▶ Exercise task: Copy each of the lines below word for word, keeping every character and the order unchanged.
* BEGIN *
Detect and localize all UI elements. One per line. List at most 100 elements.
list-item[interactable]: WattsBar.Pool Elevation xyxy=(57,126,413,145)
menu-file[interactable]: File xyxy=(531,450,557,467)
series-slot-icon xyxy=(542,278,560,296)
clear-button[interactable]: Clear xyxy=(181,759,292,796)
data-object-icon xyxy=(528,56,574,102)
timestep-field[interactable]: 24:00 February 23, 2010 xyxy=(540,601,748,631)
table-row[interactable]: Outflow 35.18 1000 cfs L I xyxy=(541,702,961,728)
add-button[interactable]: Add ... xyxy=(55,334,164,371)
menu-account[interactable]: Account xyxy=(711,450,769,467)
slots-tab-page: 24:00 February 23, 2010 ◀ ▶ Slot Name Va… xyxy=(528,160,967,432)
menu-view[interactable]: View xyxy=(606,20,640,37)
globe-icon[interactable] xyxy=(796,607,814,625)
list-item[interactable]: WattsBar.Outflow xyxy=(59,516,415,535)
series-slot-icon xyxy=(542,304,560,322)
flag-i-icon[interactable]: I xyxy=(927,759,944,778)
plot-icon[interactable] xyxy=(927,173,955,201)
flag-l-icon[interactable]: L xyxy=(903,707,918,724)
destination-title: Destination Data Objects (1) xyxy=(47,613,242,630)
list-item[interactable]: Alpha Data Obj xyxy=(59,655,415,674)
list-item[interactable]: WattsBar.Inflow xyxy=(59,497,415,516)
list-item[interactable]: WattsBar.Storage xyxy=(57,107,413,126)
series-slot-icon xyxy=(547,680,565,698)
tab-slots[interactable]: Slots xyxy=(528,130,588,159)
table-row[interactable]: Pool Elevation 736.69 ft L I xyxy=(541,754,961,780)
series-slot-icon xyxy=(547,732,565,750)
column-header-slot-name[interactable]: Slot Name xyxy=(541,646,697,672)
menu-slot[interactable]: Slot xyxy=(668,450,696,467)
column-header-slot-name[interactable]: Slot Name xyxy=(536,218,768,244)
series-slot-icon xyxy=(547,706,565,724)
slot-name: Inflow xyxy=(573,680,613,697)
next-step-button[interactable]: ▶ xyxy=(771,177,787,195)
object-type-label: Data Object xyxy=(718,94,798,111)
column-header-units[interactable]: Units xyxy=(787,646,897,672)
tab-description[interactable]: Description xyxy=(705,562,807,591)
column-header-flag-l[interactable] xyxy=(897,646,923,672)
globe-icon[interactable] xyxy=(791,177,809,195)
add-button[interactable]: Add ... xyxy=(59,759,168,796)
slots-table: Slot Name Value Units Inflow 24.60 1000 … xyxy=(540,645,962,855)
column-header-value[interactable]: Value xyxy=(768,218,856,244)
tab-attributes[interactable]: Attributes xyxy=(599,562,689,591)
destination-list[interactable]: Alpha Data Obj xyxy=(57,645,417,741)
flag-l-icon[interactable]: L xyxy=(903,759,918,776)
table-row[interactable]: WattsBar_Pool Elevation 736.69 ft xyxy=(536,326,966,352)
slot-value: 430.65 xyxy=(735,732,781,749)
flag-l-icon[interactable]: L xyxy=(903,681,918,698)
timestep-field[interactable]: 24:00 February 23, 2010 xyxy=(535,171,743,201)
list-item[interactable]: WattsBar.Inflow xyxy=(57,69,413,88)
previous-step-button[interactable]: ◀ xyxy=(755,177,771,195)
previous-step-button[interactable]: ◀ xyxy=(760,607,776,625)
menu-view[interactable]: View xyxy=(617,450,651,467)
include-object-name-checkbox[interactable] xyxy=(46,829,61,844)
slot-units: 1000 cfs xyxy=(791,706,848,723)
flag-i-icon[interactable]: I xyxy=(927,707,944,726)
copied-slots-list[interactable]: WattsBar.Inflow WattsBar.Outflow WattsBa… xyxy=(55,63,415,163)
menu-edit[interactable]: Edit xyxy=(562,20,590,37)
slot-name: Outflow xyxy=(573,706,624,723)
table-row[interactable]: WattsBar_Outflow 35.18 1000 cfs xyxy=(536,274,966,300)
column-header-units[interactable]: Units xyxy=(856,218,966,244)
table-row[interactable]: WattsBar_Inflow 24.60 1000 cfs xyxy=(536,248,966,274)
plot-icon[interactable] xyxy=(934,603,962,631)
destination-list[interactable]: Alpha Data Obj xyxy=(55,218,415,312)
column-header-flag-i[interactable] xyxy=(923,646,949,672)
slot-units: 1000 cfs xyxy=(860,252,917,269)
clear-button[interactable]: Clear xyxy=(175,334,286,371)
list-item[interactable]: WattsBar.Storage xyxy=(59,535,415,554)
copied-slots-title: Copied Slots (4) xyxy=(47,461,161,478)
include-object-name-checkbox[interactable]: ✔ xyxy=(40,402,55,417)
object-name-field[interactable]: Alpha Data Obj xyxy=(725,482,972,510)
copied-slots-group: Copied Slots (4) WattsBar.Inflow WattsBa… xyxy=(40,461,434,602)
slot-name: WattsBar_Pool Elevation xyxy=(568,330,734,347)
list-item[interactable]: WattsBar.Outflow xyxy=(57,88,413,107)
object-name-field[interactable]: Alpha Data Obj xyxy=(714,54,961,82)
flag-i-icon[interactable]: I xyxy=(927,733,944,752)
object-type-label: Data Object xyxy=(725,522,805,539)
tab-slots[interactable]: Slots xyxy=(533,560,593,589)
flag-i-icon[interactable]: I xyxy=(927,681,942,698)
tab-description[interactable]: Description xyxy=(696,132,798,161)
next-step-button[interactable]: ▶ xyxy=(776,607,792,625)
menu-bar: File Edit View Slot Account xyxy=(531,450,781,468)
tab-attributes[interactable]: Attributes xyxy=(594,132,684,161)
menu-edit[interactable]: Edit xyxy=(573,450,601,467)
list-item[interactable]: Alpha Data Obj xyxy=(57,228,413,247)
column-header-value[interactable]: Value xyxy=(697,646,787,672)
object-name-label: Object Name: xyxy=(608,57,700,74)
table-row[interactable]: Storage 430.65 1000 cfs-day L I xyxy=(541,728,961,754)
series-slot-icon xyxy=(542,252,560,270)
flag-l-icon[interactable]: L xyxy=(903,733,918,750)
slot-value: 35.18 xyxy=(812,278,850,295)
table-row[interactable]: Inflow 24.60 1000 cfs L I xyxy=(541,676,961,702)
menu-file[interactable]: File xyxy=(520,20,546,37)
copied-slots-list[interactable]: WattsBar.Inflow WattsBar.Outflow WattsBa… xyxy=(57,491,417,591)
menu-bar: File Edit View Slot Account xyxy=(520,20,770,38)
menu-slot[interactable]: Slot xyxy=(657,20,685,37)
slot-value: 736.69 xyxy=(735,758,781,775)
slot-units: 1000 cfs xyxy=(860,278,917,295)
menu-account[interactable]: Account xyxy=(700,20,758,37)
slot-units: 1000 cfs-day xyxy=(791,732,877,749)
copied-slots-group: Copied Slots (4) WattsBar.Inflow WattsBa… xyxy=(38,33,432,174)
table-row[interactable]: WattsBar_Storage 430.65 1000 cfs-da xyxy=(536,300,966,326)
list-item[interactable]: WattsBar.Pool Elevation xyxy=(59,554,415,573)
* END *
▶ Finished answer:
Detect and localize all UI elements. One per line. List at most 100 elements.
list-item[interactable]: WattsBar.Pool Elevation xyxy=(57,126,413,145)
menu-file[interactable]: File xyxy=(531,450,557,467)
series-slot-icon xyxy=(542,278,560,296)
clear-button[interactable]: Clear xyxy=(181,759,292,796)
data-object-icon xyxy=(528,56,574,102)
timestep-field[interactable]: 24:00 February 23, 2010 xyxy=(540,601,748,631)
table-row[interactable]: Outflow 35.18 1000 cfs L I xyxy=(541,702,961,728)
add-button[interactable]: Add ... xyxy=(55,334,164,371)
menu-account[interactable]: Account xyxy=(711,450,769,467)
slots-tab-page: 24:00 February 23, 2010 ◀ ▶ Slot Name Va… xyxy=(528,160,967,432)
menu-view[interactable]: View xyxy=(606,20,640,37)
globe-icon[interactable] xyxy=(796,607,814,625)
list-item[interactable]: WattsBar.Outflow xyxy=(59,516,415,535)
series-slot-icon xyxy=(542,304,560,322)
flag-i-icon[interactable]: I xyxy=(927,759,944,778)
plot-icon[interactable] xyxy=(927,173,955,201)
flag-l-icon[interactable]: L xyxy=(903,707,918,724)
destination-title: Destination Data Objects (1) xyxy=(47,613,242,630)
list-item[interactable]: Alpha Data Obj xyxy=(59,655,415,674)
list-item[interactable]: WattsBar.Inflow xyxy=(59,497,415,516)
list-item[interactable]: WattsBar.Storage xyxy=(57,107,413,126)
series-slot-icon xyxy=(547,680,565,698)
tab-slots[interactable]: Slots xyxy=(528,130,588,159)
table-row[interactable]: Pool Elevation 736.69 ft L I xyxy=(541,754,961,780)
series-slot-icon xyxy=(547,732,565,750)
column-header-slot-name[interactable]: Slot Name xyxy=(541,646,697,672)
menu-slot[interactable]: Slot xyxy=(668,450,696,467)
column-header-slot-name[interactable]: Slot Name xyxy=(536,218,768,244)
series-slot-icon xyxy=(547,706,565,724)
slot-name: Inflow xyxy=(573,680,613,697)
next-step-button[interactable]: ▶ xyxy=(771,177,787,195)
object-type-label: Data Object xyxy=(718,94,798,111)
column-header-units[interactable]: Units xyxy=(787,646,897,672)
tab-description[interactable]: Description xyxy=(705,562,807,591)
column-header-flag-l[interactable] xyxy=(897,646,923,672)
globe-icon[interactable] xyxy=(791,177,809,195)
add-button[interactable]: Add ... xyxy=(59,759,168,796)
slots-table: Slot Name Value Units Inflow 24.60 1000 … xyxy=(540,645,962,855)
column-header-value[interactable]: Value xyxy=(768,218,856,244)
tab-attributes[interactable]: Attributes xyxy=(599,562,689,591)
destination-list[interactable]: Alpha Data Obj xyxy=(57,645,417,741)
flag-l-icon[interactable]: L xyxy=(903,759,918,776)
table-row[interactable]: WattsBar_Pool Elevation 736.69 ft xyxy=(536,326,966,352)
slot-value: 430.65 xyxy=(735,732,781,749)
flag-l-icon[interactable]: L xyxy=(903,681,918,698)
timestep-field[interactable]: 24:00 February 23, 2010 xyxy=(535,171,743,201)
list-item[interactable]: WattsBar.Inflow xyxy=(57,69,413,88)
previous-step-button[interactable]: ◀ xyxy=(755,177,771,195)
previous-step-button[interactable]: ◀ xyxy=(760,607,776,625)
menu-view[interactable]: View xyxy=(617,450,651,467)
include-object-name-checkbox[interactable] xyxy=(46,829,61,844)
slot-units: 1000 cfs xyxy=(791,706,848,723)
flag-i-icon[interactable]: I xyxy=(927,707,944,726)
copied-slots-list[interactable]: WattsBar.Inflow WattsBar.Outflow WattsBa… xyxy=(55,63,415,163)
menu-edit[interactable]: Edit xyxy=(562,20,590,37)
slot-name: Outflow xyxy=(573,706,624,723)
table-row[interactable]: WattsBar_Outflow 35.18 1000 cfs xyxy=(536,274,966,300)
column-header-units[interactable]: Units xyxy=(856,218,966,244)
table-row[interactable]: WattsBar_Inflow 24.60 1000 cfs xyxy=(536,248,966,274)
plot-icon[interactable] xyxy=(934,603,962,631)
destination-list[interactable]: Alpha Data Obj xyxy=(55,218,415,312)
column-header-flag-i[interactable] xyxy=(923,646,949,672)
slot-units: 1000 cfs xyxy=(860,252,917,269)
clear-button[interactable]: Clear xyxy=(175,334,286,371)
list-item[interactable]: WattsBar.Storage xyxy=(59,535,415,554)
copied-slots-title: Copied Slots (4) xyxy=(47,461,161,478)
include-object-name-checkbox[interactable]: ✔ xyxy=(40,402,55,417)
object-name-field[interactable]: Alpha Data Obj xyxy=(725,482,972,510)
copied-slots-group: Copied Slots (4) WattsBar.Inflow WattsBa… xyxy=(40,461,434,602)
slot-name: WattsBar_Pool Elevation xyxy=(568,330,734,347)
list-item[interactable]: WattsBar.Outflow xyxy=(57,88,413,107)
object-name-field[interactable]: Alpha Data Obj xyxy=(714,54,961,82)
flag-i-icon[interactable]: I xyxy=(927,733,944,752)
object-type-label: Data Object xyxy=(725,522,805,539)
tab-slots[interactable]: Slots xyxy=(533,560,593,589)
flag-i-icon[interactable]: I xyxy=(927,681,942,698)
tab-description[interactable]: Description xyxy=(696,132,798,161)
next-step-button[interactable]: ▶ xyxy=(776,607,792,625)
menu-bar: File Edit View Slot Account xyxy=(531,450,781,468)
tab-attributes[interactable]: Attributes xyxy=(594,132,684,161)
menu-edit[interactable]: Edit xyxy=(573,450,601,467)
list-item[interactable]: Alpha Data Obj xyxy=(57,228,413,247)
column-header-value[interactable]: Value xyxy=(697,646,787,672)
object-name-label: Object Name: xyxy=(608,57,700,74)
table-row[interactable]: Storage 430.65 1000 cfs-day L I xyxy=(541,728,961,754)
series-slot-icon xyxy=(542,252,560,270)
flag-l-icon[interactable]: L xyxy=(903,733,918,750)
slot-value: 35.18 xyxy=(812,278,850,295)
table-row[interactable]: Inflow 24.60 1000 cfs L I xyxy=(541,676,961,702)
menu-file[interactable]: File xyxy=(520,20,546,37)
copied-slots-list[interactable]: WattsBar.Inflow WattsBar.Outflow WattsBa… xyxy=(57,491,417,591)
menu-bar: File Edit View Slot Account xyxy=(520,20,770,38)
menu-slot[interactable]: Slot xyxy=(657,20,685,37)
slot-value: 736.69 xyxy=(735,758,781,775)
slot-units: 1000 cfs xyxy=(860,278,917,295)
menu-account[interactable]: Account xyxy=(700,20,758,37)
slot-units: 1000 cfs-day xyxy=(791,732,877,749)
copied-slots-group: Copied Slots (4) WattsBar.Inflow WattsBa… xyxy=(38,33,432,174)
table-row[interactable]: WattsBar_Storage 430.65 1000 cfs-da xyxy=(536,300,966,326)
list-item[interactable]: WattsBar.Pool Elevation xyxy=(59,554,415,573)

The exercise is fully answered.